Transcribe the records in full, keeping every character as it is.

Supplied material:
---

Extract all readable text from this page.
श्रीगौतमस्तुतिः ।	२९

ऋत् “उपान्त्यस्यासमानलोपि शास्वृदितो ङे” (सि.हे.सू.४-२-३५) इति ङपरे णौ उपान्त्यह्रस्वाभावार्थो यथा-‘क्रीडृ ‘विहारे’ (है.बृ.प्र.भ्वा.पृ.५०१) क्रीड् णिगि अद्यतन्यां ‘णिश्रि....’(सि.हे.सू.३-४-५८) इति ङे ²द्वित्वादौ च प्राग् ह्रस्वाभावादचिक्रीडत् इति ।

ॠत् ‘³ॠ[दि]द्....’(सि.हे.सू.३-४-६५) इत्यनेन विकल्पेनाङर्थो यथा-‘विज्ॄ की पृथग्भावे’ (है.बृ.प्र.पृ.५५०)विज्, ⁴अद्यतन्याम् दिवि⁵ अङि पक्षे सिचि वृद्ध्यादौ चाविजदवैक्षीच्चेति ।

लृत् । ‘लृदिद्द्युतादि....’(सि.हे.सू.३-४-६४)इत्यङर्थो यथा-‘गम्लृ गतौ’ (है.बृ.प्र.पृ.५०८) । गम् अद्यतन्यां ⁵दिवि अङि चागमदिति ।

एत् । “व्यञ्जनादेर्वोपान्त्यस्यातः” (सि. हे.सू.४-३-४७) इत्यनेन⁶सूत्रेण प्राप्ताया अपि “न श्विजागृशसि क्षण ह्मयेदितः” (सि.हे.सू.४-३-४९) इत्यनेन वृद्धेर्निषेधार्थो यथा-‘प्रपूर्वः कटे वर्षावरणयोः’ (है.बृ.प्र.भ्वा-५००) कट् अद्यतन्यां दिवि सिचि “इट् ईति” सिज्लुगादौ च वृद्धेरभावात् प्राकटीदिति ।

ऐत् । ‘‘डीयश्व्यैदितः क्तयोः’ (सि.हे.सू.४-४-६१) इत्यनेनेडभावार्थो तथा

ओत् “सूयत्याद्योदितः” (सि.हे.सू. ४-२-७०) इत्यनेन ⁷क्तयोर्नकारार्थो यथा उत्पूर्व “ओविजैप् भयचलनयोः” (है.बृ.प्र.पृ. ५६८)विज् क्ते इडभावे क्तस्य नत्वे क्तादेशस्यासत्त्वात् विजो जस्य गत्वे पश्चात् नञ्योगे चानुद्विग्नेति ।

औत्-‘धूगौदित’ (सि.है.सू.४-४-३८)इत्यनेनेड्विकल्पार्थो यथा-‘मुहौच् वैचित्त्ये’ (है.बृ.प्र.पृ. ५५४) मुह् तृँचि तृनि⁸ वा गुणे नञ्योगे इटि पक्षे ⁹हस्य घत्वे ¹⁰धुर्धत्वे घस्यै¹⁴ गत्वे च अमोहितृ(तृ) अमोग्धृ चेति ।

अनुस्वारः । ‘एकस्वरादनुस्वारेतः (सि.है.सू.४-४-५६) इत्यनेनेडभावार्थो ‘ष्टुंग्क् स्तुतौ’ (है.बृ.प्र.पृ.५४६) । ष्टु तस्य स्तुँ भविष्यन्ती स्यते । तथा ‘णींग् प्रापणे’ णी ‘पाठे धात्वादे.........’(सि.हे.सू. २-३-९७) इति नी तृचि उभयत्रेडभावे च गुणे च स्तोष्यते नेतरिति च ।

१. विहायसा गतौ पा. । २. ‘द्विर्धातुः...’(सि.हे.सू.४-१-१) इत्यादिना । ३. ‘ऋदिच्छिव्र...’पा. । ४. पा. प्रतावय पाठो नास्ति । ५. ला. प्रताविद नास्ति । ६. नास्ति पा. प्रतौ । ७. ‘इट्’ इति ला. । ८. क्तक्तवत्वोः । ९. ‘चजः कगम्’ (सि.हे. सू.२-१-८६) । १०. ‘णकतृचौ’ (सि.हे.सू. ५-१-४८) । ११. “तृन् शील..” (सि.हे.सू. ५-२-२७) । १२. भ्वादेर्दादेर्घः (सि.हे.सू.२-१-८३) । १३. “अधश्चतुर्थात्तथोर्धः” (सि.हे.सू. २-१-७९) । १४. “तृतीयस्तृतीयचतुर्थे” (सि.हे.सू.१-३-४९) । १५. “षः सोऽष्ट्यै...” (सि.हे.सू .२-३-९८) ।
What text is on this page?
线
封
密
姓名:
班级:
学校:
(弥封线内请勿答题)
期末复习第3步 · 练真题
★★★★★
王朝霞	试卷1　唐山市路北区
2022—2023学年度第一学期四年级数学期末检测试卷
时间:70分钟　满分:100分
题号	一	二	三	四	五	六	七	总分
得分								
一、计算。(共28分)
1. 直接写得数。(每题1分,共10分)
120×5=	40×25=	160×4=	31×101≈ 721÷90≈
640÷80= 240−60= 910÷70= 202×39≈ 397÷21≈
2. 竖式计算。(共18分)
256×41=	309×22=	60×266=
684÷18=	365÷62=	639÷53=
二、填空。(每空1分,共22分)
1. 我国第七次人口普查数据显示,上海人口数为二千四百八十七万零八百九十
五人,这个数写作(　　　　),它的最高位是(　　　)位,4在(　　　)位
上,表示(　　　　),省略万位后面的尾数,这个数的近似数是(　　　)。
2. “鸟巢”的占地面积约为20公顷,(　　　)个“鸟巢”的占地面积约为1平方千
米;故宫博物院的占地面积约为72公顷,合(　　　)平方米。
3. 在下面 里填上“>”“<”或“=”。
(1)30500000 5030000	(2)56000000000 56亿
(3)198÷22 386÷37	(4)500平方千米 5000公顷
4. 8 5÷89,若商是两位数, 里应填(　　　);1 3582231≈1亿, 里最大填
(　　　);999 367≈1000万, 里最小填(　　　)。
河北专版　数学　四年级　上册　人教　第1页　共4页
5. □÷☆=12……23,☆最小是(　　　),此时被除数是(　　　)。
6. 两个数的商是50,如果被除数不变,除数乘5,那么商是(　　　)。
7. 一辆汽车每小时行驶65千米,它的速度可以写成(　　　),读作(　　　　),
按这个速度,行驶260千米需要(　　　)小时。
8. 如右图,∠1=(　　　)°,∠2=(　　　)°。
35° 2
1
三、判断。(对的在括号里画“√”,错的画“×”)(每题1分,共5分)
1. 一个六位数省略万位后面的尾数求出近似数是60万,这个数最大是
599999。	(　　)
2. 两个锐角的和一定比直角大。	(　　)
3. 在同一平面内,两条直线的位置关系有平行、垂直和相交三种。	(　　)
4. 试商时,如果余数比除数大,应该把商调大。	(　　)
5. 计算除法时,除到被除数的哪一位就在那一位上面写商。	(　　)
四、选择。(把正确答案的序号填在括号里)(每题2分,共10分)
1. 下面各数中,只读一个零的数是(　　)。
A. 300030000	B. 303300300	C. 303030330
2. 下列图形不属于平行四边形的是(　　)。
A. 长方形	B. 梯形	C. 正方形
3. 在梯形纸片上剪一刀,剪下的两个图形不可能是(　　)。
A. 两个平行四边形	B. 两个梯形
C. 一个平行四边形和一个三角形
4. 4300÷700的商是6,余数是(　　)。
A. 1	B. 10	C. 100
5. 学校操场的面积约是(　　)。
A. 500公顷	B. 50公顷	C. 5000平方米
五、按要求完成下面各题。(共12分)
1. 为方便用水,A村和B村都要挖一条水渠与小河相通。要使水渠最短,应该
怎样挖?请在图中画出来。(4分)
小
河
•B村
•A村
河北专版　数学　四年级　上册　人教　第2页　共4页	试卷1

---

Task result:
Extract all readable text from this page.
श्रीगौतमस्तुतिः ।	२९

ऋत् “उपान्त्यस्यासमानलोपि शास्वृदितो ङे” (सि.हे.सू.४-२-३५) इति ङपरे णौ उपान्त्यह्रस्वाभावार्थो यथा-‘क्रीडृ ‘विहारे’ (है.बृ.प्र.भ्वा.पृ.५०१) क्रीड् णिगि अद्यतन्यां ‘णिश्रि....’(सि.हे.सू.३-४-५८) इति ङे ²द्वित्वादौ च प्राग् ह्रस्वाभावादचिक्रीडत् इति ।

ॠत् ‘³ॠ[दि]द्....’(सि.हे.सू.३-४-६५) इत्यनेन विकल्पेनाङर्थो यथा-‘विज्ॄ की पृथग्भावे’ (है.बृ.प्र.पृ.५५०)विज्, ⁴अद्यतन्याम् दिवि⁵ अङि पक्षे सिचि वृद्ध्यादौ चाविजदवैक्षीच्चेति ।

लृत् । ‘लृदिद्द्युतादि....’(सि.हे.सू.३-४-६४)इत्यङर्थो यथा-‘गम्लृ गतौ’ (है.बृ.प्र.पृ.५०८) । गम् अद्यतन्यां ⁵दिवि अङि चागमदिति ।

एत् । “व्यञ्जनादेर्वोपान्त्यस्यातः” (सि. हे.सू.४-३-४७) इत्यनेन⁶सूत्रेण प्राप्ताया अपि “न श्विजागृशसि क्षण ह्मयेदितः” (सि.हे.सू.४-३-४९) इत्यनेन वृद्धेर्निषेधार्थो यथा-‘प्रपूर्वः कटे वर्षावरणयोः’ (है.बृ.प्र.भ्वा-५००) कट् अद्यतन्यां दिवि सिचि “इट् ईति” सिज्लुगादौ च वृद्धेरभावात् प्राकटीदिति ।

ऐत् । ‘‘डीयश्व्यैदितः क्तयोः’ (सि.हे.सू.४-४-६१) इत्यनेनेडभावार्थो तथा

ओत् “सूयत्याद्योदितः” (सि.हे.सू. ४-२-७०) इत्यनेन ⁷क्तयोर्नकारार्थो यथा उत्पूर्व “ओविजैप् भयचलनयोः” (है.बृ.प्र.पृ. ५६८)विज् क्ते इडभावे क्तस्य नत्वे क्तादेशस्यासत्त्वात् विजो जस्य गत्वे पश्चात् नञ्योगे चानुद्विग्नेति ।

औत्-‘धूगौदित’ (सि.है.सू.४-४-३८)इत्यनेनेड्विकल्पार्थो यथा-‘मुहौच् वैचित्त्ये’ (है.बृ.प्र.पृ. ५५४) मुह् तृँचि तृनि⁸ वा गुणे नञ्योगे इटि पक्षे ⁹हस्य घत्वे ¹⁰धुर्धत्वे घस्यै¹⁴ गत्वे च अमोहितृ(तृ) अमोग्धृ चेति ।

अनुस्वारः । ‘एकस्वरादनुस्वारेतः (सि.है.सू.४-४-५६) इत्यनेनेडभावार्थो ‘ष्टुंग्क् स्तुतौ’ (है.बृ.प्र.पृ.५४६) । ष्टु तस्य स्तुँ भविष्यन्ती स्यते । तथा ‘णींग् प्रापणे’ णी ‘पाठे धात्वादे.........’(सि.हे.सू. २-३-९७) इति नी तृचि उभयत्रेडभावे च गुणे च स्तोष्यते नेतरिति च ।

१. विहायसा गतौ पा. । २. ‘द्विर्धातुः...’(सि.हे.सू.४-१-१) इत्यादिना । ३. ‘ऋदिच्छिव्र...’पा. । ४. पा. प्रतावय पाठो नास्ति । ५. ला. प्रताविद नास्ति । ६. नास्ति पा. प्रतौ । ७. ‘इट्’ इति ला. । ८. क्तक्तवत्वोः । ९. ‘चजः कगम्’ (सि.हे. सू.२-१-८६) । १०. ‘णकतृचौ’ (सि.हे.सू. ५-१-४८) । ११. “तृन् शील..” (सि.हे.सू. ५-२-२७) । १२. भ्वादेर्दादेर्घः (सि.हे.सू.२-१-८३) । १३. “अधश्चतुर्थात्तथोर्धः” (सि.हे.सू. २-१-७९) । १४. “तृतीयस्तृतीयचतुर्थे” (सि.हे.सू.१-३-४९) । १५. “षः सोऽष्ट्यै...” (सि.हे.सू .२-३-९८) ।
What text is on this page?
线
封
密
姓名:
班级:
学校:
(弥封线内请勿答题)
期末复习第3步 · 练真题
★★★★★
王朝霞	试卷1　唐山市路北区
2022—2023学年度第一学期四年级数学期末检测试卷
时间:70分钟　满分:100分
题号	一	二	三	四	五	六	七	总分
得分								
一、计算。(共28分)
1. 直接写得数。(每题1分,共10分)
120×5=	40×25=	160×4=	31×101≈ 721÷90≈
640÷80= 240−60= 910÷70= 202×39≈ 397÷21≈
2. 竖式计算。(共18分)
256×41=	309×22=	60×266=
684÷18=	365÷62=	639÷53=
二、填空。(每空1分,共22分)
1. 我国第七次人口普查数据显示,上海人口数为二千四百八十七万零八百九十
五人,这个数写作(　　　　),它的最高位是(　　　)位,4在(　　　)位
上,表示(　　　　),省略万位后面的尾数,这个数的近似数是(　　　)。
2. “鸟巢”的占地面积约为20公顷,(　　　)个“鸟巢”的占地面积约为1平方千
米;故宫博物院的占地面积约为72公顷,合(　　　)平方米。
3. 在下面 里填上“>”“<”或“=”。
(1)30500000 5030000	(2)56000000000 56亿
(3)198÷22 386÷37	(4)500平方千米 5000公顷
4. 8 5÷89,若商是两位数, 里应填(　　　);1 3582231≈1亿, 里最大填
(　　　);999 367≈1000万, 里最小填(　　　)。
河北专版　数学　四年级　上册　人教　第1页　共4页
5. □÷☆=12……23,☆最小是(　　　),此时被除数是(　　　)。
6. 两个数的商是50,如果被除数不变,除数乘5,那么商是(　　　)。
7. 一辆汽车每小时行驶65千米,它的速度可以写成(　　　),读作(　　　　),
按这个速度,行驶260千米需要(　　　)小时。
8. 如右图,∠1=(　　　)°,∠2=(　　　)°。
35° 2
1
三、判断。(对的在括号里画“√”,错的画“×”)(每题1分,共5分)
1. 一个六位数省略万位后面的尾数求出近似数是60万,这个数最大是
599999。	(　　)
2. 两个锐角的和一定比直角大。	(　　)
3. 在同一平面内,两条直线的位置关系有平行、垂直和相交三种。	(　　)
4. 试商时,如果余数比除数大,应该把商调大。	(　　)
5. 计算除法时,除到被除数的哪一位就在那一位上面写商。	(　　)
四、选择。(把正确答案的序号填在括号里)(每题2分,共10分)
1. 下面各数中,只读一个零的数是(　　)。
A. 300030000	B. 303300300	C. 303030330
2. 下列图形不属于平行四边形的是(　　)。
A. 长方形	B. 梯形	C. 正方形
3. 在梯形纸片上剪一刀,剪下的两个图形不可能是(　　)。
A. 两个平行四边形	B. 两个梯形
C. 一个平行四边形和一个三角形
4. 4300÷700的商是6,余数是(　　)。
A. 1	B. 10	C. 100
5. 学校操场的面积约是(　　)。
A. 500公顷	B. 50公顷	C. 5000平方米
五、按要求完成下面各题。(共12分)
1. 为方便用水,A村和B村都要挖一条水渠与小河相通。要使水渠最短,应该
怎样挖?请在图中画出来。(4分)
小
河
•B村
•A村
河北专版　数学　四年级　上册　人教　第2页　共4页	试卷1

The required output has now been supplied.